> Extract provided
— BEGIN —

By Tim Manns
In early 2017 Skagit County’s Commissioners signed a personal services agreement with American Stewards of Liberty. The “Stewards” website describes this business as, “a non-profit organization dedicated to protecting private property rights, defending the use of our land, and restoring local control.” The special target of “Stewards”, though not the only one, is the federal Endangered Species Act, whose protections for plants and animals approaching extinction “Stewards” views as impositions on private property rights, impositions on their idea of “Liberty”.
The so-called “Stewards” calls its favored legal tool “coordination,” short-hand for the notion that federal law requires federal agencies to coordinate land use plans and decisions, including ones about species protected under the Endangered Species Act, with local jurisdictions to the point of giving states, counties, and towns veto power. Federal courts reject this interpretation of the cited laws (the Federal Land Policy and Management Act, the National Environmental Policy Act), but American Stewards of Liberty rolls on nonetheless.
“Coordination” is a polite term for county supremacy, which in its most extreme form recognizes counties as the highest level of legitimate government. Though more subtle and sophisticated than some, American Stewards of Liberty sits squarely among the radical right organizations fighting public ownership of land, particularly national ownership. This is the group on which Skagit County’s Commissioners and their Chelan and Okanogan counterparts agreed in 2017 to each spend $5,000 of public funds.
Skagit County’s long-time, now former, lobbyist in Washington, D.C., Bob Weidner, is closely connected with “Stewards.” Spring 2017 was the opening act of the Trump Administration, and Mr. Weidner was busily compiling a list of environmental laws and regulations he and his clients wanted undone: any Obama administration actions addressing climate change, the designation of new national monuments, the Endangered Species Act, and much more.
It was the Endangered Species Act that Skagit’s Commissioners were apparently finding particularly irksome in 2017. After many years of inaction on restoring grizzly bears to the wild North Cascades, the National Park Service and the U.S. Fish & Wildlife Service, were finally working on a plan to move ahead.

— END —

(Image element box records)
— BEGIN —

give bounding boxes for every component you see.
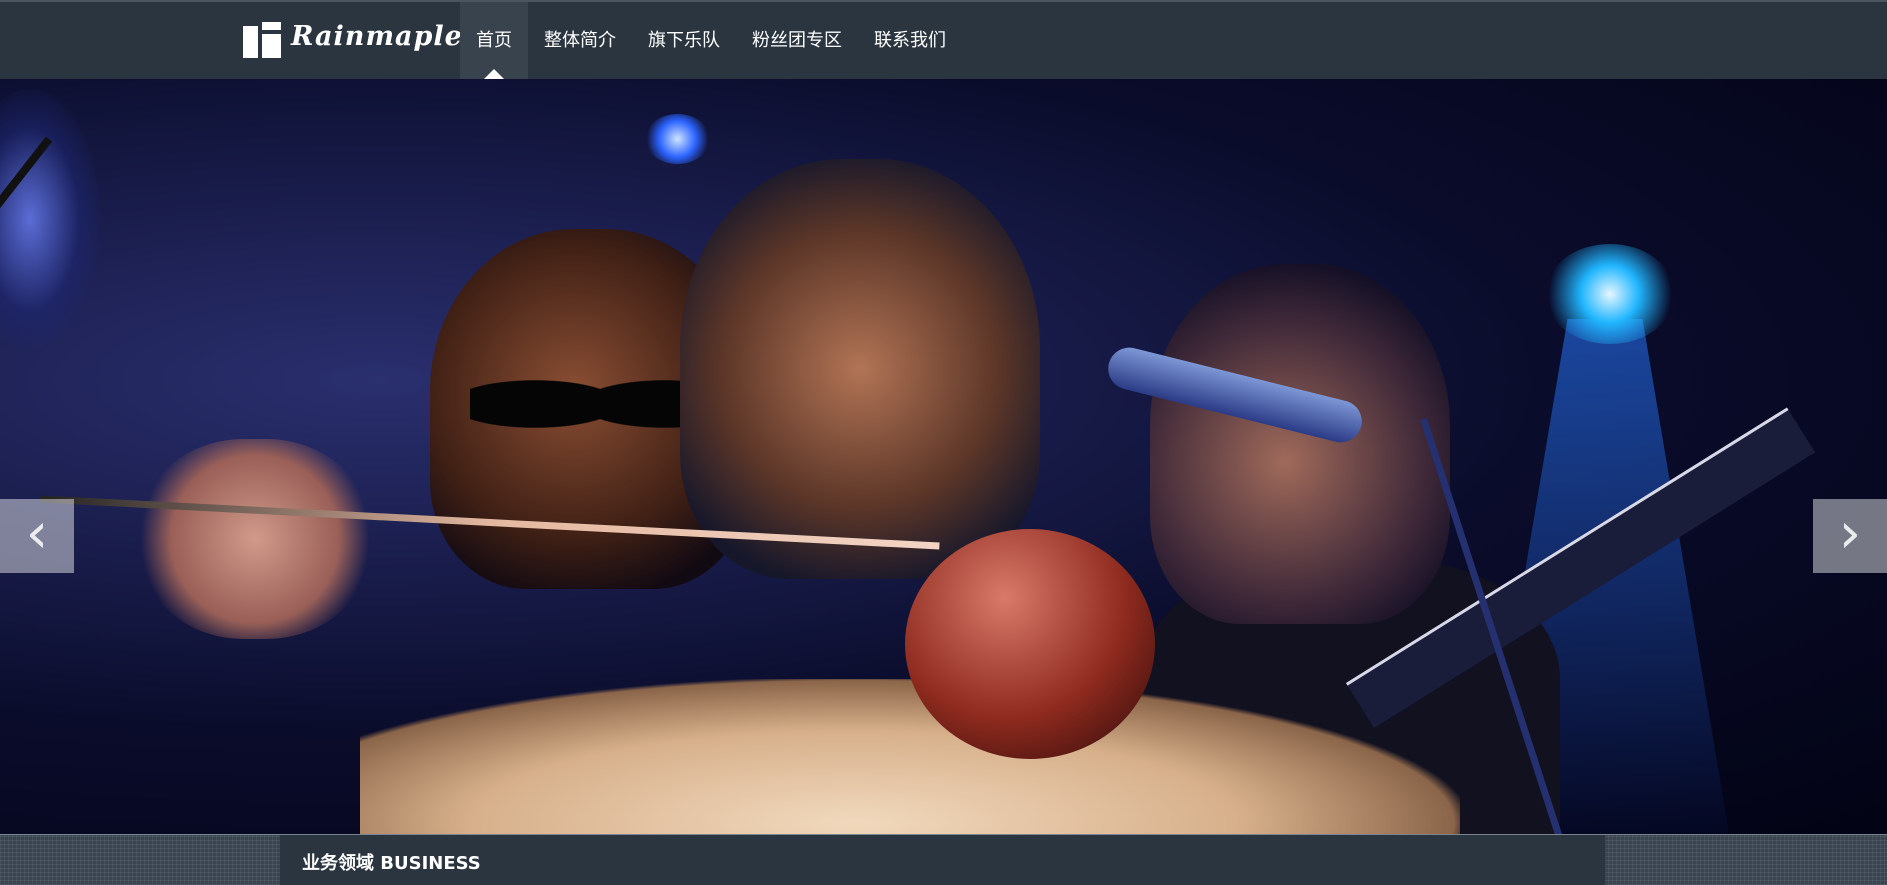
nav-item-fan-club[interactable]: 粉丝团专区 bbox=[736, 2, 858, 79]
section-title: 业务领域 BUSINESS bbox=[302, 853, 481, 874]
carousel-prev-button[interactable]: ‹ bbox=[0, 499, 74, 573]
hero-banner-carousel: ‹ › bbox=[0, 79, 1887, 834]
carousel-next-button[interactable]: › bbox=[1813, 499, 1887, 573]
business-section-bar: 业务领域 BUSINESS bbox=[0, 834, 1887, 885]
nav-item-bands[interactable]: 旗下乐队 bbox=[632, 2, 736, 79]
site-logo[interactable]: Rainmaple bbox=[243, 20, 462, 60]
nav-item-home[interactable]: 首页 bbox=[460, 2, 528, 79]
site-header: Rainmaple 首页 整体简介 旗下乐队 粉丝团专区 联系我们 bbox=[0, 2, 1887, 79]
main-nav: 首页 整体简介 旗下乐队 粉丝团专区 联系我们 bbox=[460, 2, 962, 79]
chevron-right-icon: › bbox=[1838, 501, 1862, 566]
nav-item-contact[interactable]: 联系我们 bbox=[858, 2, 962, 79]
nav-item-overview[interactable]: 整体简介 bbox=[528, 2, 632, 79]
chevron-left-icon: ‹ bbox=[25, 501, 49, 566]
logo-text: Rainmaple bbox=[291, 21, 463, 52]
business-section-header: 业务领域 BUSINESS bbox=[280, 835, 1605, 885]
logo-mark-icon bbox=[243, 22, 281, 58]
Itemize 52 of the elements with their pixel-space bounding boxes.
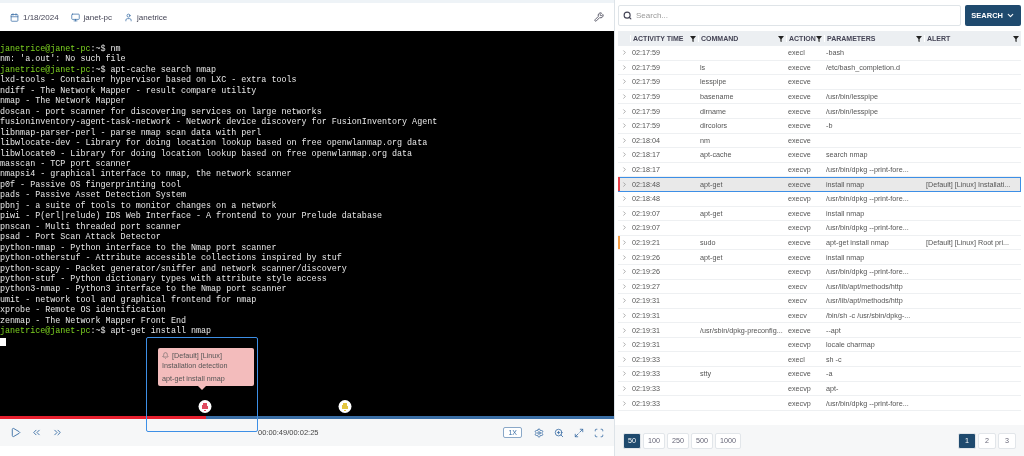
terminal-line: janetrice@janet-pc:~$ apt-cache search nmap xyxy=(0,64,218,75)
terminal-line: libwlocate0 - Library for doing location lookup based on free openwlanmap.org data xyxy=(0,148,414,159)
terminal-line: janetrice@janet-pc:~$ apt-get install nmap xyxy=(0,326,213,337)
forward-button[interactable] xyxy=(52,427,63,438)
terminal-line: libnmap-parser-perl - parse nmap scan data with perl xyxy=(0,127,263,138)
host-name: janet-pc xyxy=(83,12,113,22)
terminal-line: masscan - TCP port scanner xyxy=(0,159,132,169)
terminal-line: janetrice@janet-pc:~$ nm xyxy=(0,44,122,54)
terminal-line: ndiff - The Network Mapper - result compare utility xyxy=(0,85,258,96)
zoom-in-button[interactable] xyxy=(554,427,564,438)
fullscreen-button[interactable] xyxy=(594,427,604,438)
terminal-line: piwi - P(erl|relude) IDS Web Interface - A frontend to your Prelude database xyxy=(0,211,383,222)
terminal-line: nm: 'a.out': No such file xyxy=(0,54,127,65)
terminal-line: fusioninventory-agent-task-network - Network device discovery for FusionInventory Agent xyxy=(0,117,439,128)
terminal-line: lxd-tools - Container hypervisor based on LXC - extra tools xyxy=(0,75,298,86)
settings-button[interactable] xyxy=(534,427,544,438)
chevron-down-icon xyxy=(1006,11,1015,20)
search-icon xyxy=(623,11,632,20)
play-button[interactable] xyxy=(10,427,21,438)
terminal-line: python-stuf - Python dictionary types with attribute style access xyxy=(0,273,328,284)
wrench-icon[interactable] xyxy=(594,12,604,22)
progress-track[interactable] xyxy=(0,416,614,419)
filter-icon[interactable] xyxy=(778,35,784,42)
terminal-line: pbnj - a suite of tools to monitor changes on a network xyxy=(0,200,278,211)
terminal-line: python-scapy - Packet generator/sniffer and network scanner/discovery xyxy=(0,263,348,274)
terminal-line: pads - Passive Asset Detection System xyxy=(0,190,187,201)
filter-icon[interactable] xyxy=(1013,35,1019,42)
terminal-line: python-nmap - Python interface to the Nmap port scanner xyxy=(0,242,278,253)
terminal-line: psad - Port Scan Attack Detector xyxy=(0,232,162,243)
terminal-line: nmap - The Network Mapper xyxy=(0,96,127,107)
terminal-line: python3-nmap - Python3 interface to the Nmap port scanner xyxy=(0,284,288,295)
user-icon xyxy=(124,12,134,22)
bell-icon xyxy=(162,352,169,359)
terminal-line: python-otherstuf - Attribute accessible collections inspired by stuf xyxy=(0,253,343,264)
session-date: 1/18/2024 xyxy=(23,12,59,22)
terminal-line: pnscan - Multi threaded port scanner xyxy=(0,221,182,232)
monitor-icon xyxy=(70,12,80,22)
filter-icon[interactable] xyxy=(816,35,822,42)
user-name: janetrice xyxy=(137,12,168,22)
filter-icon[interactable] xyxy=(690,35,696,42)
filter-icon[interactable] xyxy=(916,35,922,42)
search-field[interactable]: Search... xyxy=(618,5,962,26)
terminal-line: xprobe - Remote OS identification xyxy=(0,305,167,316)
terminal-line: umit - network tool and graphical frontend for nmap xyxy=(0,294,258,305)
expand-button[interactable] xyxy=(574,427,584,438)
terminal-line: zenmap - The Network Mapper Front End xyxy=(0,315,187,326)
terminal-line: nmapsi4 - graphical interface to nmap, the network scanner xyxy=(0,169,293,180)
terminal-line: libwlocate-dev - Library for doing location lookup based on free openwlanmap.org data xyxy=(0,138,429,149)
rewind-button[interactable] xyxy=(31,427,42,438)
terminal-line: p0f - Passive OS fingerprinting tool xyxy=(0,179,182,190)
terminal-line: doscan - port scanner for discovering services on large networks xyxy=(0,106,323,117)
calendar-icon xyxy=(10,12,19,22)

— END —

> Required actions
**1)** Duplicate the stretch of the piece on American Stewards of Liberty from "Skagit County’s long-time, now" through "to move ahead.".
**2)** Decide whether each statement agrees with the piece on American Stewards of Liberty, answering yes or no and quoting the words of the piece that settle it.
(a) Skagit County's Commissioners and their Chelan and Okanogan counterparts each agreed to spend $5,000 of public funds on the group.
(b) Federal courts accept the group's interpretation of the Federal Land Policy and Management Act and the National Environmental Policy Act.
(c) Bob Weidner still serves as Skagit County's lobbyist in Washington, D.C.
**3)** Write the next part of the piece on American Stewards of Liberty, starting after its final sentence.

> Answers
**1)**
Skagit County’s long-time, now former, lobbyist in Washington, D.C., Bob Weidner, is closely connected with “Stewards.” Spring 2017 was the opening act of the Trump Administration, and Mr. Weidner was busily compiling a list of environmental laws and regulations he and his clients wanted undone: any Obama administration actions addressing climate change, the designation of new national monuments, the Endangered Species Act, and much more.
It was the Endangered Species Act that Skagit’s Commissioners were apparently finding particularly irksome in 2017. After many years of inaction on restoring grizzly bears to the wild North Cascades, the National Park Service and the U.S. Fish & Wildlife Service, were finally working on a plan to move ahead.

**2)**
(a) Yes: "This is the group on which Skagit County’s Commissioners and their Chelan and Okanogan counterparts agreed in 2017 to each spend $5,000 of public funds."
(b) No: "Federal courts reject this interpretation of the cited laws (the Federal Land Policy and Management Act, the National Environmental Policy Act)"
(c) No: "Skagit County’s long-time, now former, lobbyist in Washington, D.C., Bob Weidner"

**3)**
Commissioners as wildlife managers?
Although wildlife management doesn’t appear on the county website’s list of Skagit Commissioner responsibilities, all three Commissioners seem to have decided they needed to derail federal efforts at grizzly restoration. Their stated reason was their responsibility for public safety.
As is often the case with the Commissioners’ decisions, the reasons for this determination are unclear. There was no public discussion, no news release or other public communication. Was it their personal fears, concerns expressed by some of the more outspoken residents of the county, an opportunity to pose as protectors of the public, or just what? Whatever the Commissioners’ motivations, American Stewards of Liberty appeared to offer the expertise needed to keep the Endangered Species Act from being implemented in Skagit County.
The Executive Director of “Stewards”, Margaret Byfield, grew up on a Nevada ranch, daughter of the now late Wayne Hage. Mr. Hage’s troubles with the U.S. Forest Service began with his refusal to apply for a permit when grazing his cattle on public land adjacent to his property. He parlayed years of court cases into a career writing and speaking to right wing, anti-public lands groups, part of the original Sagebrush Rebellion. Wayne Hage’s battle against national ownership and management of land collectively belonging to all Americans lives on in his daughter’s work.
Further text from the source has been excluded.